Document extract: Begin

I am in shock. TOCC is so excited that I think she had to change her panties when we got home. She is absolutely gushing as she exclaims that I look just like my MOM!!!!!!!! As my mother is in her 60s this does not help me. I manage to not pass out when Geoffrey at the desk gushes that the cut brings me out! and that the bill is $50. Since this was my birthday present from TOCC I feel slightly relieved that I was not the one shelling out the big bucks for this fiasco, and I puzzle over exactly what kind of OUT Geoffrey had in mind upon seeing me. I proceed to run my fingers thru what is left of my hair, getting used to having air back there and begin telling myself that it will grow out. If Fozzie doesn't kill me first. Fozzie had NO idea that this was gonna happen when he dropped me off the night before, and I'm betting he will not be pleased. Hell, I had no idea she was gonna talk me into a stunt like this, and "it will grow out" becomes a mantra.

Suffice it to say that Fozzie was most unhappy and he really hates this haircut. Hoping for an ego boost from a more objective party than TOCC, I take a picture and email it around. CoolSis thinks it will be great for the upcoming cruise, BabySis (who happens to be a stylist) thinks it is a good, precision cut, MET calls me on the phone and says "OH MY GOD what have you DONE?" Earthpig is barely speaking to me, TJ laughs and says it will grow out. I call my Mom and tell her about TOCC and the haircut, and that TOCC thinks I look just like Mom. Mom has seen the pic and proceeds to tell me to grow my hair out IMMEDIATELY as I have never looked like her IN MY LIFE and now is not a good time to start. I am taken aback by her vehemence and proceed to call TOCC to complain that she has ruined my life, everybody hates my haircut. Including my Mom. TOCC immediately demands Mom's phone number and calls me back later to report that when she introduced herself my Mom began to laugh and continued to laugh the whole time they talked. She also reported that Mom said I looked like a serial killer! Well gee thanks Mom!!! Glad I can still count on you to support me when I need it. TOCC's daughter sees a picture of me (having been out of town when her mom was torturing me) and wants to know why I have gotten a bull dyke haircut!!!!! So now I sit here, telling the world how TOCC has turned me into a Serial Killing Bull Dyke in my quest for a Dorothy hairstyle. My only consolation is that if I'm a Serial Killing Bull Dyke, then TOCC is my Bitch.

Document extract: End
Given data: Begin

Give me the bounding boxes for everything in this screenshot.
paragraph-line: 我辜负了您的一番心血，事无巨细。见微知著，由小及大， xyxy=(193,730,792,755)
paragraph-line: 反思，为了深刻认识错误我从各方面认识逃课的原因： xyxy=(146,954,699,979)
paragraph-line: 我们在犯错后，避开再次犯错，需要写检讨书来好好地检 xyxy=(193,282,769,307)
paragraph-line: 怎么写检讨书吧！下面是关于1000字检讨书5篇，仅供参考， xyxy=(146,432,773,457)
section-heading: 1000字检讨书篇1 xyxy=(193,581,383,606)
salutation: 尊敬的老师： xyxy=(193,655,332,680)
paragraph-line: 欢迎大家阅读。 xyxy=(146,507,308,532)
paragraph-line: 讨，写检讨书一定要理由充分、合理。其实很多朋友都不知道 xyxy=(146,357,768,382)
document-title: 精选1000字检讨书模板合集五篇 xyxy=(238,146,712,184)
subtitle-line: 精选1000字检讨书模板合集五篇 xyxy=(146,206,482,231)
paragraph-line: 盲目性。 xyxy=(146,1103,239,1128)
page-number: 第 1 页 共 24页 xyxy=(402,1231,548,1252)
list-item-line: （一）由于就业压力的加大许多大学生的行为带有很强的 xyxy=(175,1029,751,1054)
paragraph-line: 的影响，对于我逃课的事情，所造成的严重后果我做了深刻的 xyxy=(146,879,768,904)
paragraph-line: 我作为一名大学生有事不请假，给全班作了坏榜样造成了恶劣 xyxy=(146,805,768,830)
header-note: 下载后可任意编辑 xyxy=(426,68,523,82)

Given data: End

In the haircut story, what was the bill for the cut? The rows come from a different source than the haircut story.

$50.